▶ _WHAT TO WORK ON_
Wherever the string "from" shows up in a line, count that line. Give the total alone.

▶ _DATASET RECORDS_
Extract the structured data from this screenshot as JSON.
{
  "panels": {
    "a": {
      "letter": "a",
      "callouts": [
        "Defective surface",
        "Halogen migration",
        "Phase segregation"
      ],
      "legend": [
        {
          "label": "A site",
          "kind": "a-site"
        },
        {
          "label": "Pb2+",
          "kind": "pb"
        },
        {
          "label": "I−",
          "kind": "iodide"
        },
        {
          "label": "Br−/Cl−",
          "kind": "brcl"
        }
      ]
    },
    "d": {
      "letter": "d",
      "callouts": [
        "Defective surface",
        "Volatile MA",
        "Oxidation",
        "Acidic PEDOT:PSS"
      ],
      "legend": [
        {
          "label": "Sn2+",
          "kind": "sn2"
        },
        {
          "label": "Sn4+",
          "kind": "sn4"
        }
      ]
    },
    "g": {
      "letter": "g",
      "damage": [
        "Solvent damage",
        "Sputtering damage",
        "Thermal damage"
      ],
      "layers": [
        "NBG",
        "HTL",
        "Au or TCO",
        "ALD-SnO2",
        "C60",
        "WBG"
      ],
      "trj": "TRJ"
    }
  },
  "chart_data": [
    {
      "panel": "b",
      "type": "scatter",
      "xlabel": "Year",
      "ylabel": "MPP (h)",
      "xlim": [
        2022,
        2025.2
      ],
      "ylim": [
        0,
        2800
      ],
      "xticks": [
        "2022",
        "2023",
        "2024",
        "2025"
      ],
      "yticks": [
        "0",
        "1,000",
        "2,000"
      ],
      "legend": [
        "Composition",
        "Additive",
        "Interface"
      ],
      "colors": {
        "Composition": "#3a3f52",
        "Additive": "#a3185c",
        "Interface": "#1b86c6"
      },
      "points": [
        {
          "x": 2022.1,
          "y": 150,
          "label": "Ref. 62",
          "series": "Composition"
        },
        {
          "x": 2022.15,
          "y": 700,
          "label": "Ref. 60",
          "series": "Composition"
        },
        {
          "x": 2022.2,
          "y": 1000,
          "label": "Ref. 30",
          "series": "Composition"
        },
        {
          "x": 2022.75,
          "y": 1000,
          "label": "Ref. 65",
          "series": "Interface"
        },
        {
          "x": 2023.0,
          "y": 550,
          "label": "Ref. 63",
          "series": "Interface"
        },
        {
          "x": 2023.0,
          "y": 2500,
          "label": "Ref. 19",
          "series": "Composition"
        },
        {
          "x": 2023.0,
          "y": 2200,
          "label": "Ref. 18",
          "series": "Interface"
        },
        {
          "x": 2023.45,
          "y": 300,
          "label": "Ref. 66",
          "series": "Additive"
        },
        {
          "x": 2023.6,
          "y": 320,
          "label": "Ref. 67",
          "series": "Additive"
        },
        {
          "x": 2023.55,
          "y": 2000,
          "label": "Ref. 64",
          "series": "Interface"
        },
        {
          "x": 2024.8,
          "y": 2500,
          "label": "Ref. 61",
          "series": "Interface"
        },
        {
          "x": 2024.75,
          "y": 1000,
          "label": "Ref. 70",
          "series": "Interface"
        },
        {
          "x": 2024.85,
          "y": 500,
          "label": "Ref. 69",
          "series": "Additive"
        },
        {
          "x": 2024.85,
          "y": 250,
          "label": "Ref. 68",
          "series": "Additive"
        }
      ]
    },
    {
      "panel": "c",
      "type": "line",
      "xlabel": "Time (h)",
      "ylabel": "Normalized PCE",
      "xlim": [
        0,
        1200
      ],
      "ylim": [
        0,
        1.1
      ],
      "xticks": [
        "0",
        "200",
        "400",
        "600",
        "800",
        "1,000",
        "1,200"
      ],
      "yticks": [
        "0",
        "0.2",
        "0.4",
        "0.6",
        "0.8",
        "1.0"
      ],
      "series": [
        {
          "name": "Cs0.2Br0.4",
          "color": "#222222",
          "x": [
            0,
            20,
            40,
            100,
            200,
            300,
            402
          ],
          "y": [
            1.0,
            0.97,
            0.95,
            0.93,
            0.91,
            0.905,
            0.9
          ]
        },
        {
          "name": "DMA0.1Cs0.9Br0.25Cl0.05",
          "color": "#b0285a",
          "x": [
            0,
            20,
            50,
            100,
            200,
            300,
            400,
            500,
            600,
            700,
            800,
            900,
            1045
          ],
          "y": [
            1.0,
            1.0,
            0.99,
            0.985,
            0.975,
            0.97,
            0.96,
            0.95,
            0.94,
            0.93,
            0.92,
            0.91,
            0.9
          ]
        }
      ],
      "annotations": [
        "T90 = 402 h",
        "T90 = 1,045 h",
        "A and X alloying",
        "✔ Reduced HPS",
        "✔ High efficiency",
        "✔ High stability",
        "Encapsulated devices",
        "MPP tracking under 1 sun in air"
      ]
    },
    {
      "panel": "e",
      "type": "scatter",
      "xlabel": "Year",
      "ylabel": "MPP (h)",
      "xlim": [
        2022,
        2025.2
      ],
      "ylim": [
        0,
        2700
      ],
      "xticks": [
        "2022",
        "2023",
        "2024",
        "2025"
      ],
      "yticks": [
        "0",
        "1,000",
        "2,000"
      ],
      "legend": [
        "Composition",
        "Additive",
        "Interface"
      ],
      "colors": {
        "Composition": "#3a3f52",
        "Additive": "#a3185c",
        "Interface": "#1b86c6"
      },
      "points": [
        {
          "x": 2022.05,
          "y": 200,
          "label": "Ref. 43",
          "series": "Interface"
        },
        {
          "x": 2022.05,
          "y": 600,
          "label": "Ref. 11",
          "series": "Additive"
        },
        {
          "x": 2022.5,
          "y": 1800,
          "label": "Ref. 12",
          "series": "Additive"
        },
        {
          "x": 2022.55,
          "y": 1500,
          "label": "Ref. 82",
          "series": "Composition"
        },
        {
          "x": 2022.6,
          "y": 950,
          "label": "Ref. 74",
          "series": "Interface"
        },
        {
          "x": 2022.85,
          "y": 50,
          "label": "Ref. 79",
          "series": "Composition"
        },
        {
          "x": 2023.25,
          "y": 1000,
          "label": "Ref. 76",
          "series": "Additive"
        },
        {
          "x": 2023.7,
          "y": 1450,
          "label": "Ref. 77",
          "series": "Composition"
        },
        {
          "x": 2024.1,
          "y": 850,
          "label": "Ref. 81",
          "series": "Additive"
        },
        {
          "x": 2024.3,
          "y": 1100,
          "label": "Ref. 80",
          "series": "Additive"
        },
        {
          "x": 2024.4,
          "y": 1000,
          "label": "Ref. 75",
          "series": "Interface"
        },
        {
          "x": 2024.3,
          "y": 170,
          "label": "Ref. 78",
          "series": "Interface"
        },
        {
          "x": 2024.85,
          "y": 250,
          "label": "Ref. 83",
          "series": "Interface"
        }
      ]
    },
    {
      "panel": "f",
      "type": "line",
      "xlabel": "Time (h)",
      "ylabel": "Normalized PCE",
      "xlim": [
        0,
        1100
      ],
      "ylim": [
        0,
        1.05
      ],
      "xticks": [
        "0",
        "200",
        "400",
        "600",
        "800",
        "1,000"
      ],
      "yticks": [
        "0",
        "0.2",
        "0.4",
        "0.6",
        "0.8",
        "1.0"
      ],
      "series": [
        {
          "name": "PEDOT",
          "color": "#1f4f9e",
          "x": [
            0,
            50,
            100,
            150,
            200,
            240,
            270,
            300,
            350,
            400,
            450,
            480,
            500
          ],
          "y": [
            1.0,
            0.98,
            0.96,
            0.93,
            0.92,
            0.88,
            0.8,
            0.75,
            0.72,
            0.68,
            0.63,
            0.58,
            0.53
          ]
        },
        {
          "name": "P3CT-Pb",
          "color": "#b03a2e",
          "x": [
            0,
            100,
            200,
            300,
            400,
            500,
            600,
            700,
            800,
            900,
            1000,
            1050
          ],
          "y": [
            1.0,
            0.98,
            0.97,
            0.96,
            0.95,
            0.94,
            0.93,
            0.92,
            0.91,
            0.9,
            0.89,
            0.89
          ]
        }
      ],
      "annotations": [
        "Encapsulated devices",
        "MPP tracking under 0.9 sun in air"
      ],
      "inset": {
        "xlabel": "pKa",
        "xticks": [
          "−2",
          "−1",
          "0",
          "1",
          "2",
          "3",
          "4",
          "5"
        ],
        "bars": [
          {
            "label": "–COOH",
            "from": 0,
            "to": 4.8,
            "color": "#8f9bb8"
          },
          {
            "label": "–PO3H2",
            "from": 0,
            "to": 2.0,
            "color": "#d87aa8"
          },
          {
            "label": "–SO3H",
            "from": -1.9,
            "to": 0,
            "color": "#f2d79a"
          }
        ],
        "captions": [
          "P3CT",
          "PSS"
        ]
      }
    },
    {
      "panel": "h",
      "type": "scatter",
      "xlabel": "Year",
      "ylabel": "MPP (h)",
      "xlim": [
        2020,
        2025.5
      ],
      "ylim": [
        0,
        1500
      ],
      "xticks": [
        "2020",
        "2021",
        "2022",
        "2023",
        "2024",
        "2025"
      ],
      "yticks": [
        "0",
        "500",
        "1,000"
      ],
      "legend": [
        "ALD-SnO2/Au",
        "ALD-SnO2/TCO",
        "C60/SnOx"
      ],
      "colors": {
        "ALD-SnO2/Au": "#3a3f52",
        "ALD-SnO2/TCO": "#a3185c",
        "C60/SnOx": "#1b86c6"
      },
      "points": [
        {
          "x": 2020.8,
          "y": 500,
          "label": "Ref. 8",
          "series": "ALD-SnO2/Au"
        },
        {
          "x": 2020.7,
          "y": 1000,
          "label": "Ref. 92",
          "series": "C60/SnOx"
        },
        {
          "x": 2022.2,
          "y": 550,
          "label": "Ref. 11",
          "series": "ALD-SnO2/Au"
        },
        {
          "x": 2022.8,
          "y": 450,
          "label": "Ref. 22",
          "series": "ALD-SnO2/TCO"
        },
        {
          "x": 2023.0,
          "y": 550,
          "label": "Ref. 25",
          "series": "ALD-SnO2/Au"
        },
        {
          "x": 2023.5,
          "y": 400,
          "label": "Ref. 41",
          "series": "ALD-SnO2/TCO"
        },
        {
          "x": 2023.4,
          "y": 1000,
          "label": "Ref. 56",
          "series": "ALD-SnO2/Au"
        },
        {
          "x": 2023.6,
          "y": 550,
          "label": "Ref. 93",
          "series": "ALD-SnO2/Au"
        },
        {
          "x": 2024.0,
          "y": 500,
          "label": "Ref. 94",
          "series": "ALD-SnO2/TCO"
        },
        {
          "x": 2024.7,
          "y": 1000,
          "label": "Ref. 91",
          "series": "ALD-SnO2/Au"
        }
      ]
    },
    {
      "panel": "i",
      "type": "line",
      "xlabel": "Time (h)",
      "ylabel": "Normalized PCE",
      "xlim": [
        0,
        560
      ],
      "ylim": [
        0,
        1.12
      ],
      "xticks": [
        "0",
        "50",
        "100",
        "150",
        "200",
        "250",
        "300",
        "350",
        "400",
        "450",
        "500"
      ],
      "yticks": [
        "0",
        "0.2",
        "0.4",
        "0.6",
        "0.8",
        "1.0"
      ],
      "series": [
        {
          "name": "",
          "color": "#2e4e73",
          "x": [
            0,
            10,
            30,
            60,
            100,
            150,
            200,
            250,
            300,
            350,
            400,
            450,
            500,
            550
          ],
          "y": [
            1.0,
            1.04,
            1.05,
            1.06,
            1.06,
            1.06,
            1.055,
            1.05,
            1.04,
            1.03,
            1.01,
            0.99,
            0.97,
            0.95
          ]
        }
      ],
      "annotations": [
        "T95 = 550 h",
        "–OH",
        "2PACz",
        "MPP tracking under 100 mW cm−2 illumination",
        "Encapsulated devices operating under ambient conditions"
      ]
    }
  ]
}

▶ _SOLUTION FOR THIS TASK_
4